** Begin The records **

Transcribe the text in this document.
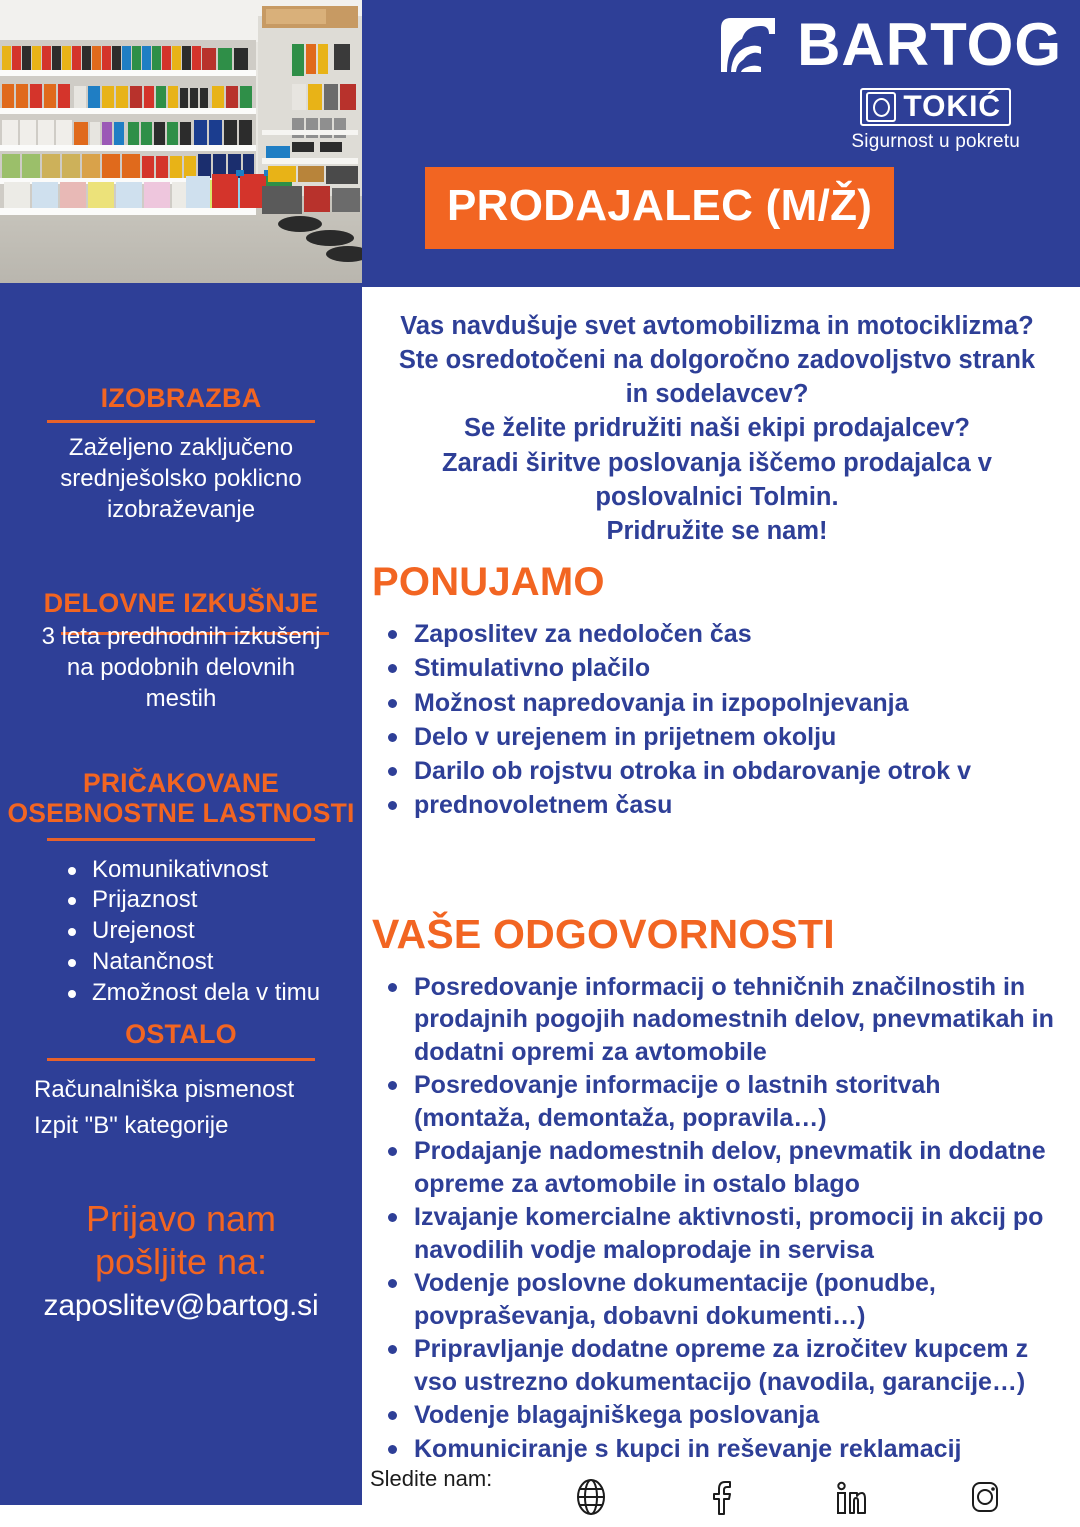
IZOBRAZBA
Zaželjeno zaključeno srednješolsko poklicno izobraževanje
DELOVNE IZKUŠNJE
3 leta predhodnih izkušenj na podobnih delovnih mestih
PRIČAKOVANE
OSEBNOSTNE LASTNOSTI
Komunikativnost
Prijaznost
Urejenost
Natančnost
Zmožnost dela v timu
OSTALO
Računalniška pismenost
Izpit "B" kategorije
Prijavo nam
pošljite na:
zaposlitev@bartog.si
BARTOG
TOKIĆ
Sigurnost u pokretu
PRODAJALEC (M/Ž)
Vas navdušuje svet avtomobilizma in motociklizma?
Ste osredotočeni na dolgoročno zadovoljstvo strank in sodelavcev?
Se želite pridružiti naši ekipi prodajalcev?
Zaradi širitve poslovanja iščemo prodajalca v poslovalnici Tolmin.
Pridružite se nam!
PONUJAMO
Zaposlitev za nedoločen čas
Stimulativno plačilo
Možnost napredovanja in izpopolnjevanja
Delo v urejenem in prijetnem okolju
Darilo ob rojstvu otroka in obdarovanje otrok v
prednovoletnem času
VAŠE ODGOVORNOSTI
Posredovanje informacij o tehničnih značilnostih in prodajnih pogojih nadomestnih delov, pnevmatikah in dodatni opremi za avtomobile
Posredovanje informacije o lastnih storitvah (montaža, demontaža, popravila…)
Prodajanje nadomestnih delov, pnevmatik in dodatne opreme za avtomobile in ostalo blago
Izvajanje komercialne aktivnosti, promocij in akcij po navodilih vodje maloprodaje in servisa
Vodenje poslovne dokumentacije (ponudbe, povpraševanja, dobavni dokumenti…)
Pripravljanje dodatne opreme za izročitev kupcem z vso ustrezno dokumentacijo (navodila, garancije…)
Vodenje blagajniškega poslovanja
Komuniciranje s kupci in reševanje reklamacij
Sledite nam:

** End The records **

* **Aim of the exercise**: Pick out each line containing the string "dodatne" and copy it.

* **Written response**:
Prodajanje nadomestnih delov, pnevmatik in dodatne opreme za avtomobile in ostalo blago
Pripravljanje dodatne opreme za izročitev kupcem z vso ustrezno dokumentacijo (navodila, garancije…)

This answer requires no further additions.